Please convert the items into a two-column CSV with the headers "input" and "output", starting with the line containing "Patent image size: (1122, 1007)." and going on through the end of the items. Give one row per item, with its text and its answer each in a single quoted field and line breaks replaced by spaces.

- - - -

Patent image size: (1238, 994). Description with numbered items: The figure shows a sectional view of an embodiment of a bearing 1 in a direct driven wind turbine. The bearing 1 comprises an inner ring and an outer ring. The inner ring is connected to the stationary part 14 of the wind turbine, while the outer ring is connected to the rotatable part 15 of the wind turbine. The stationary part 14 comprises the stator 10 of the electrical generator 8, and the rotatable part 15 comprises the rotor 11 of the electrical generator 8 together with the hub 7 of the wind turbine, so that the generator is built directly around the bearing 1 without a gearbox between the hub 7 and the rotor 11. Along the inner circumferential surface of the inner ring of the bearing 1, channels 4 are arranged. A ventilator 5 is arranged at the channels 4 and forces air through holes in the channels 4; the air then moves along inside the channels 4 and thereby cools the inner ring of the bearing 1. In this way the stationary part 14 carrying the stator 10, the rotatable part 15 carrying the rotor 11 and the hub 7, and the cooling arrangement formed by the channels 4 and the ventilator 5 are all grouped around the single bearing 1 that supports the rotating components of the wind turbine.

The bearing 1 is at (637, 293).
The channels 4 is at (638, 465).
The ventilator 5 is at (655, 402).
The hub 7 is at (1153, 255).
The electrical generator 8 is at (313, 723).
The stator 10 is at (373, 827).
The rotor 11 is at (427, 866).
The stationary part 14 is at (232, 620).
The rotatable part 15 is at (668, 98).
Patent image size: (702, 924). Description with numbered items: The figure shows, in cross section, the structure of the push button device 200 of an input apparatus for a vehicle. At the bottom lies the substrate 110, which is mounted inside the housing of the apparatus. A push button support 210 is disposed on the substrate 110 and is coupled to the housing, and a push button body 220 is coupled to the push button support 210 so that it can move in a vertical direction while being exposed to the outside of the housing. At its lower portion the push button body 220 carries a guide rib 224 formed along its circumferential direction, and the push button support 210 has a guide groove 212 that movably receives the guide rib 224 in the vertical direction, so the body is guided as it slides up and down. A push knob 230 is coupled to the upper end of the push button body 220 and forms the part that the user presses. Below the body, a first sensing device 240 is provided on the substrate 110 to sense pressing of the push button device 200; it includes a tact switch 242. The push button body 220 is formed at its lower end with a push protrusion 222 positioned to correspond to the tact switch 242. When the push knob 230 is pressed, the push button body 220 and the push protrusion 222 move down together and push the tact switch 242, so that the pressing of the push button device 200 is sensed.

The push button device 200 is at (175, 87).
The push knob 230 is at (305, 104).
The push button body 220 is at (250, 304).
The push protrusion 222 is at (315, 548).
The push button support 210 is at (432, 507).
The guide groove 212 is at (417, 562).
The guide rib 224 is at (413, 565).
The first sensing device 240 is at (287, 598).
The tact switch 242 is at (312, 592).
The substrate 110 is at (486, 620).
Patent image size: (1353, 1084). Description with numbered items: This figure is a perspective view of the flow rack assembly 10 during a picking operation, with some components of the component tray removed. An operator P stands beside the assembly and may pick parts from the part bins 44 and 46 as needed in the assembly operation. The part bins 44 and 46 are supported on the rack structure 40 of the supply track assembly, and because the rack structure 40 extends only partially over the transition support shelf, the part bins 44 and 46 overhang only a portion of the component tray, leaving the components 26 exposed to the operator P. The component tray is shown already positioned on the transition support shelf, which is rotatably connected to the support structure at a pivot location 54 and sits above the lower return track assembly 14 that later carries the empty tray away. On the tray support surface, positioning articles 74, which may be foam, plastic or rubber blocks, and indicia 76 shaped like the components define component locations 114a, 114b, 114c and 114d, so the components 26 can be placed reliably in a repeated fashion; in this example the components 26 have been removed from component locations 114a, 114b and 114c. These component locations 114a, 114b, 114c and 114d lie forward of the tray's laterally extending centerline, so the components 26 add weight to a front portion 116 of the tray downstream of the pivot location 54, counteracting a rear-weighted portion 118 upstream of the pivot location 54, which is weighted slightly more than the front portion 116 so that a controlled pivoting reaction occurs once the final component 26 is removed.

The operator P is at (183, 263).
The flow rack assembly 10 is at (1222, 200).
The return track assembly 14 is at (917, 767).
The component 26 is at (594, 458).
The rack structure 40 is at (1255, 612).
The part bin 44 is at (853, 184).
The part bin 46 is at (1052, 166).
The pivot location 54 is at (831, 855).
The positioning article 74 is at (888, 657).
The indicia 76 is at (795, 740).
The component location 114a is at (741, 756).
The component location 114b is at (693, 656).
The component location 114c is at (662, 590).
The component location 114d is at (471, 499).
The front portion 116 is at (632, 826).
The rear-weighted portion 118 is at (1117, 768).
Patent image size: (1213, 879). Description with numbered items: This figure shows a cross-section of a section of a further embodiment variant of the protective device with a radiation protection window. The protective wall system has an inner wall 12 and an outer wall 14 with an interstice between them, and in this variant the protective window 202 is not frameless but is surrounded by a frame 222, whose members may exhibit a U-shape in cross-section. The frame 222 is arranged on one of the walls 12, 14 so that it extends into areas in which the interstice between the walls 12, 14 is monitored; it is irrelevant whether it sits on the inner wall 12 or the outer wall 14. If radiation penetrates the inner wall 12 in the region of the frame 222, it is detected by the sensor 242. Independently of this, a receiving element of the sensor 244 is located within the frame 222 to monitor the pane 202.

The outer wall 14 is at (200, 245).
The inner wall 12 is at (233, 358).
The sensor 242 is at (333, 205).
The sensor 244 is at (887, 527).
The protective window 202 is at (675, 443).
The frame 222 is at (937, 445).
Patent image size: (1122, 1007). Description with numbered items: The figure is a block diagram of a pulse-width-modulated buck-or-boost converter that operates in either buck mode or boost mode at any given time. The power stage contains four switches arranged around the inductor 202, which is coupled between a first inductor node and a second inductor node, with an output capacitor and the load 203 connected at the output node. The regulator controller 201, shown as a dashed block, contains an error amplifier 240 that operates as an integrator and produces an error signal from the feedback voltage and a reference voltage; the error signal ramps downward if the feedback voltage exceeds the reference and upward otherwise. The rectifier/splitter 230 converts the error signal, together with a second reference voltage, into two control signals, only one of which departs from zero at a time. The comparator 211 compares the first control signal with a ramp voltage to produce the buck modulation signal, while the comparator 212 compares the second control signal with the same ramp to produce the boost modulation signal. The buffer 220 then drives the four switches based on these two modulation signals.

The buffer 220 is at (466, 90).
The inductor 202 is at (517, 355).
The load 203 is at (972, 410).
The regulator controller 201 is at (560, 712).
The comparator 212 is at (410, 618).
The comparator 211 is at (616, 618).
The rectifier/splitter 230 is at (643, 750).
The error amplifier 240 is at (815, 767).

- - - -

*OUTPUT FOR THIS TASK*:
input,output
"Patent image size: (1122, 1007). Description with numbered items: The figure is a block diagram of a pulse-width-modulated buck-or-boost converter that operates in either buck mode or boost mode at any given time. The power stage contains four switches arranged around the inductor 202, which is coupled between a first inductor node and a second inductor node, with an output capacitor and the load 203 connected at the output node. The regulator controller 201, shown as a dashed block, contains an error amplifier 240 that operates as an integrator and produces an error signal from the feedback voltage and a reference voltage; the error signal ramps downward if the feedback voltage exceeds the reference and upward otherwise. The rectifier/splitter 230 converts the error signal, together with a second reference voltage, into two control signals, only one of which departs from zero at a time. The comparator 211 compares the first control signal with a ramp voltage to produce the buck modulation signal, while the comparator 212 compares the second control signal with the same ramp to produce the boost modulation signal. The buffer 220 then drives the four switches based on these two modulation signals.","The buffer 220 is at (466, 90). The inductor 202 is at (517, 355). The load 203 is at (972, 410). The regulator controller 201 is at (560, 712). The comparator 212 is at (410, 618). The comparator 211 is at (616, 618). The rectifier/splitter 230 is at (643, 750). The error amplifier 240 is at (815, 767)."